* [Exercise objective]
Transcribe every line exactly. Leave the pictures behind.

* [Working data]

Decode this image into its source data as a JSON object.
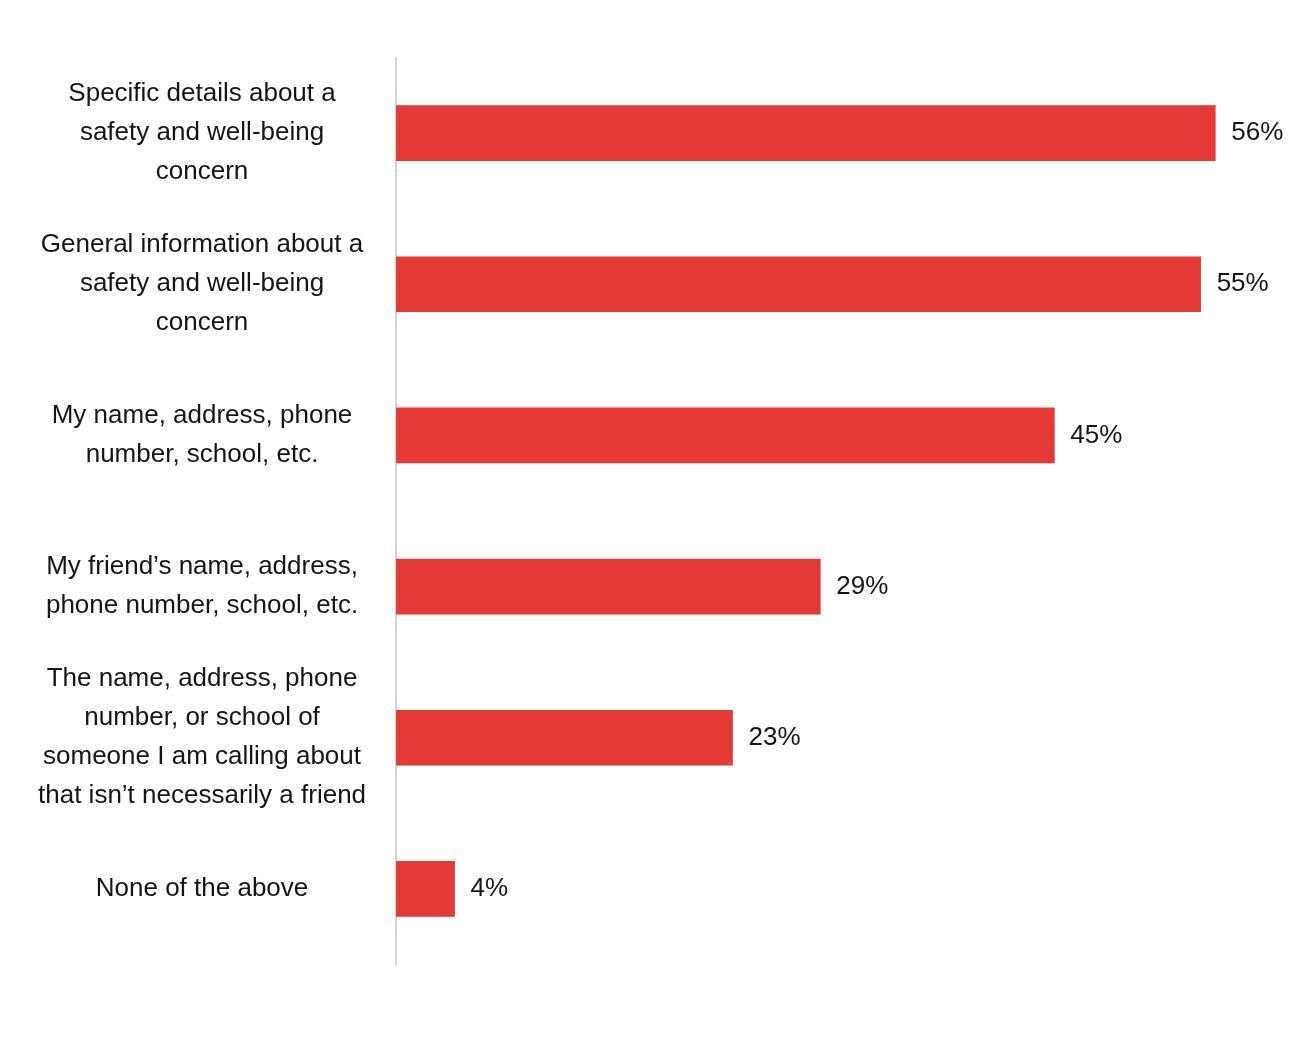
{
  "chart_data": {
    "type": "bar",
    "orientation": "horizontal",
    "categories": [
      "Specific details about a safety and well-being concern",
      "General information about a safety and well-being concern",
      "My name, address, phone number, school, etc.",
      "My friend’s name, address, phone number, school, etc.",
      "The name, address, phone number, or school of someone I am calling about that isn’t necessarily a friend",
      "None of the above"
    ],
    "values": [
      56,
      55,
      45,
      29,
      23,
      4
    ],
    "value_labels": [
      "56%",
      "55%",
      "45%",
      "29%",
      "23%",
      "4%"
    ],
    "color": "#e53935"
  }
}
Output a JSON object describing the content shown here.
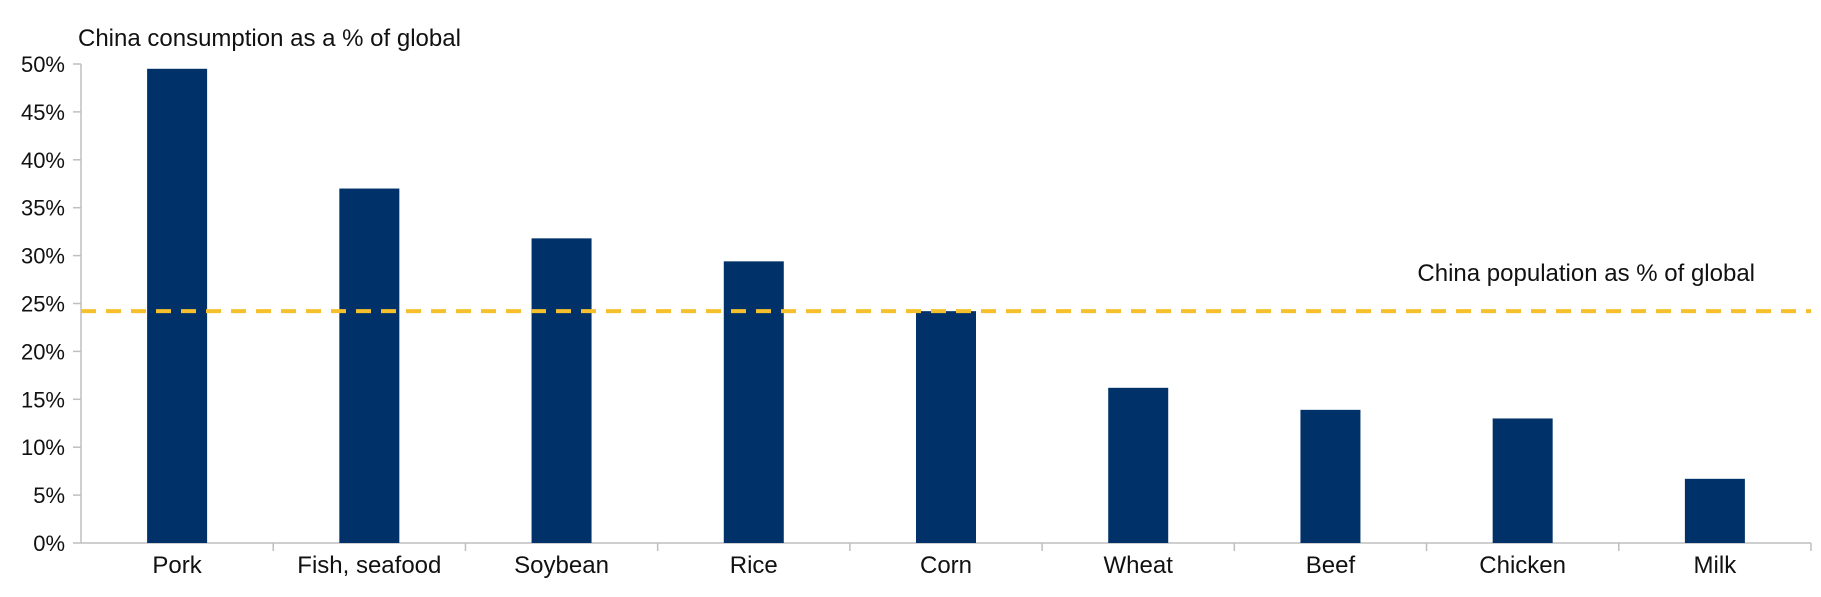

* [Reply to the task]
Decode this image into its source data as a JSON object.
{
  "chart_data": {
    "type": "bar",
    "orientation": "horizontal",
    "categories": [
      "Specific details about a safety and well-being concern",
      "General information about a safety and well-being concern",
      "My name, address, phone number, school, etc.",
      "My friend’s name, address, phone number, school, etc.",
      "The name, address, phone number, or school of someone I am calling about that isn’t necessarily a friend",
      "None of the above"
    ],
    "values": [
      56,
      55,
      45,
      29,
      23,
      4
    ],
    "value_labels": [
      "56%",
      "55%",
      "45%",
      "29%",
      "23%",
      "4%"
    ],
    "color": "#e53935"
  }
}
Output a JSON object describing the content shown here.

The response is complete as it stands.